-- START OF Listing --
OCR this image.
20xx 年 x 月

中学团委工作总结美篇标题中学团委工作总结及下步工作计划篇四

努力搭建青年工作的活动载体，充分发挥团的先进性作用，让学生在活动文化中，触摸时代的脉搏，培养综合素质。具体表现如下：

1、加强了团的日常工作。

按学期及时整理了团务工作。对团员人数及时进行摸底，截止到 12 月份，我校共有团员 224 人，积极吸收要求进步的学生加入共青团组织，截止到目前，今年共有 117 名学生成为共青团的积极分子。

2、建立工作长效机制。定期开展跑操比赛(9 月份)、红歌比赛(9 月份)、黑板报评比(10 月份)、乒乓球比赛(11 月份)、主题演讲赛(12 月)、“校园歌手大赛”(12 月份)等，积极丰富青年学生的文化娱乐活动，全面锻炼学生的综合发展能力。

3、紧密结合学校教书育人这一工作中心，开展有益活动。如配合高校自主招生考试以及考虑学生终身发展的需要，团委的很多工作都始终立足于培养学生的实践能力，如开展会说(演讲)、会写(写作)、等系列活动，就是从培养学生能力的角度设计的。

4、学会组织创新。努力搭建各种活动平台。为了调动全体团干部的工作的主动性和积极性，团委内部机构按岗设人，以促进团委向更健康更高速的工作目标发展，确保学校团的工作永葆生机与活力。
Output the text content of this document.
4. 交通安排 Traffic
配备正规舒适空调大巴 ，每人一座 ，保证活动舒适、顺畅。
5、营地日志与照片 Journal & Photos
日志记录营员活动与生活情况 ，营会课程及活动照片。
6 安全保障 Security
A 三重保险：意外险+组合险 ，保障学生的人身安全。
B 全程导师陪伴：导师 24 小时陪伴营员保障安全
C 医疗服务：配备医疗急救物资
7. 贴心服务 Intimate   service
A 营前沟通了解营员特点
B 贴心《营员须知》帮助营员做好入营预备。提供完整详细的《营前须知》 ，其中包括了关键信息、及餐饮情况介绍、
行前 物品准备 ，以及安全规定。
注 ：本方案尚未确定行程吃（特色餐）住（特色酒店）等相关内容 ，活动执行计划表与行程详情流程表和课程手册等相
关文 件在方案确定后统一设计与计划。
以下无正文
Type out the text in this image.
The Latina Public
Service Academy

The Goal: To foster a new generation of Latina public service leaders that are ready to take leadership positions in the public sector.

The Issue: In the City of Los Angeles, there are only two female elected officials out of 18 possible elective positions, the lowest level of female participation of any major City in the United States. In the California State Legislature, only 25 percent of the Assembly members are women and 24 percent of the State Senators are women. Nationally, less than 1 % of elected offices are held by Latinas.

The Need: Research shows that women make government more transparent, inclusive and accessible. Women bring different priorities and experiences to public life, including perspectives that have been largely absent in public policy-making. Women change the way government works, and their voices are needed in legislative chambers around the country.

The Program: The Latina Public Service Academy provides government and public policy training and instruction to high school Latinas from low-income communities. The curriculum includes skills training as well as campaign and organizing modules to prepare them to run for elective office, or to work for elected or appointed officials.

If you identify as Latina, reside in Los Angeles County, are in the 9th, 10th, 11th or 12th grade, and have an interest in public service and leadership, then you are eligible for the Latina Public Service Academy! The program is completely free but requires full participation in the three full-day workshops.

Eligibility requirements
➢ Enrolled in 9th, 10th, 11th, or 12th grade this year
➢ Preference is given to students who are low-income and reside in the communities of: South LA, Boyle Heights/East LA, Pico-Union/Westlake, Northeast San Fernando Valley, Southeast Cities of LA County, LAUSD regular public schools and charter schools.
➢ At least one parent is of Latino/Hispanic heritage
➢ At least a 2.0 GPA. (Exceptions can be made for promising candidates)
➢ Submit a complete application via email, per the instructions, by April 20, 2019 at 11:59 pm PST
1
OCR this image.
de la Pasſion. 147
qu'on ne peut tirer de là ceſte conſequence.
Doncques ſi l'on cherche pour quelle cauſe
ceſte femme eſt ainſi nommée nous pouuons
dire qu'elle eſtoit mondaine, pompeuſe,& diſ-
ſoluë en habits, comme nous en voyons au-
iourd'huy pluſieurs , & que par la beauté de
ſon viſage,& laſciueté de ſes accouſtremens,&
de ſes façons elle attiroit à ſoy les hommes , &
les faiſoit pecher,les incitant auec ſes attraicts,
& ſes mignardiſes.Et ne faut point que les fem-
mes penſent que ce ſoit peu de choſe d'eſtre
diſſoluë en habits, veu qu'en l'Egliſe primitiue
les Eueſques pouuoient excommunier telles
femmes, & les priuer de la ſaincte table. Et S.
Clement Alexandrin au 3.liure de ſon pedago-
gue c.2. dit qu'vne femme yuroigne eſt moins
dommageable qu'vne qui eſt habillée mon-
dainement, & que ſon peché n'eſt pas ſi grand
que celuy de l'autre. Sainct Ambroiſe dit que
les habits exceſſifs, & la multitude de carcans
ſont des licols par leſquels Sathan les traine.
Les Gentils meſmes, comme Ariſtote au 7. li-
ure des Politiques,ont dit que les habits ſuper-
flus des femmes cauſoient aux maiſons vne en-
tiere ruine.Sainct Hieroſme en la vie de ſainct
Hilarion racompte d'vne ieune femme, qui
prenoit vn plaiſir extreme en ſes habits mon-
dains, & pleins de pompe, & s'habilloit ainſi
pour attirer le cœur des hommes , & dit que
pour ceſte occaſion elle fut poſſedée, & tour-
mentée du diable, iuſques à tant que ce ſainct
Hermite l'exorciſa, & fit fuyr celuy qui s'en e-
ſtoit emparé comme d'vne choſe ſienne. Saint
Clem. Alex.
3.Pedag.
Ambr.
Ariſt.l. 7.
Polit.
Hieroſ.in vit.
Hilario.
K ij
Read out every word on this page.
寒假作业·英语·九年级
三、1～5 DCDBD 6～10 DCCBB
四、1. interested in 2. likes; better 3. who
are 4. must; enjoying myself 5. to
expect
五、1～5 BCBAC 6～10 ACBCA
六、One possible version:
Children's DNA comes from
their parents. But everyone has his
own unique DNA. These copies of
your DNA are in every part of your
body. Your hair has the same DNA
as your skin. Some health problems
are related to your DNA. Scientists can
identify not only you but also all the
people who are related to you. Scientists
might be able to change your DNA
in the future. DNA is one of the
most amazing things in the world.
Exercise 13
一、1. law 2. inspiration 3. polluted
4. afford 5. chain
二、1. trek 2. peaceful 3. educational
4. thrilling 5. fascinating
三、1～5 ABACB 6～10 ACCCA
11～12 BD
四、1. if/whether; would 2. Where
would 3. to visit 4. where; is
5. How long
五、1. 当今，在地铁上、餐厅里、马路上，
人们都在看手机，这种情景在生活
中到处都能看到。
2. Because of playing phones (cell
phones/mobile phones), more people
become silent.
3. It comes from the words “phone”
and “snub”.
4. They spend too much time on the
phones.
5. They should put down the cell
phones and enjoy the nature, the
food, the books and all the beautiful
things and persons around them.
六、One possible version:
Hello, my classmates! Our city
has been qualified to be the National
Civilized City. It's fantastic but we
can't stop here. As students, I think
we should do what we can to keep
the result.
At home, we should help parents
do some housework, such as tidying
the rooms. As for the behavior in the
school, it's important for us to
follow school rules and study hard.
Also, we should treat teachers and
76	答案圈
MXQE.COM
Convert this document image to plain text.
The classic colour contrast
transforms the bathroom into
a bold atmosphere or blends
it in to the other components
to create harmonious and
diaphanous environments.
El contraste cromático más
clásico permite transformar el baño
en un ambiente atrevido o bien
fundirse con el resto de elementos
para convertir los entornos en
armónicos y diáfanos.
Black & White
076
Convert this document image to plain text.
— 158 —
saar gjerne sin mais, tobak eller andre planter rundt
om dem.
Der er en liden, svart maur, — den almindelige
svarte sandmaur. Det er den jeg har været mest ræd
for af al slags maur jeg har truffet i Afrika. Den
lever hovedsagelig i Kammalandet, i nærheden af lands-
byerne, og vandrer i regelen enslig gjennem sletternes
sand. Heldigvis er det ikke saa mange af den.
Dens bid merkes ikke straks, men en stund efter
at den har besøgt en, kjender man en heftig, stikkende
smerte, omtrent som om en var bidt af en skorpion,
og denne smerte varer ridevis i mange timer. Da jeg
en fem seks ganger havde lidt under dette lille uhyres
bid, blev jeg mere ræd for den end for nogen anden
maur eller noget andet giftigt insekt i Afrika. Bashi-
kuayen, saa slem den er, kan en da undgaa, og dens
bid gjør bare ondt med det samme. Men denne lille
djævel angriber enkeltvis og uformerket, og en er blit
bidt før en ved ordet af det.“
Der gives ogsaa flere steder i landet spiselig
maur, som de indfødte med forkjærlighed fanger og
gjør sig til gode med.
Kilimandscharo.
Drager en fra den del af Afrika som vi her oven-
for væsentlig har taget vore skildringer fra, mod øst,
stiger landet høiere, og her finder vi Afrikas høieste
-- END OF Listing --
* _What to produce_: Copy every line of the material in which the word "that" occurs.

* _Expected answer_:
The Goal: To foster a new generation of Latina public service leaders that are ready to take leadership positions in the public sector.
The Need: Research shows that women make government more transparent, inclusive and accessible. Women bring different priorities and experiences to public life, including perspectives that have been largely absent in public policy-making. Women change the way government works, and their voices are needed in legislative chambers around the country.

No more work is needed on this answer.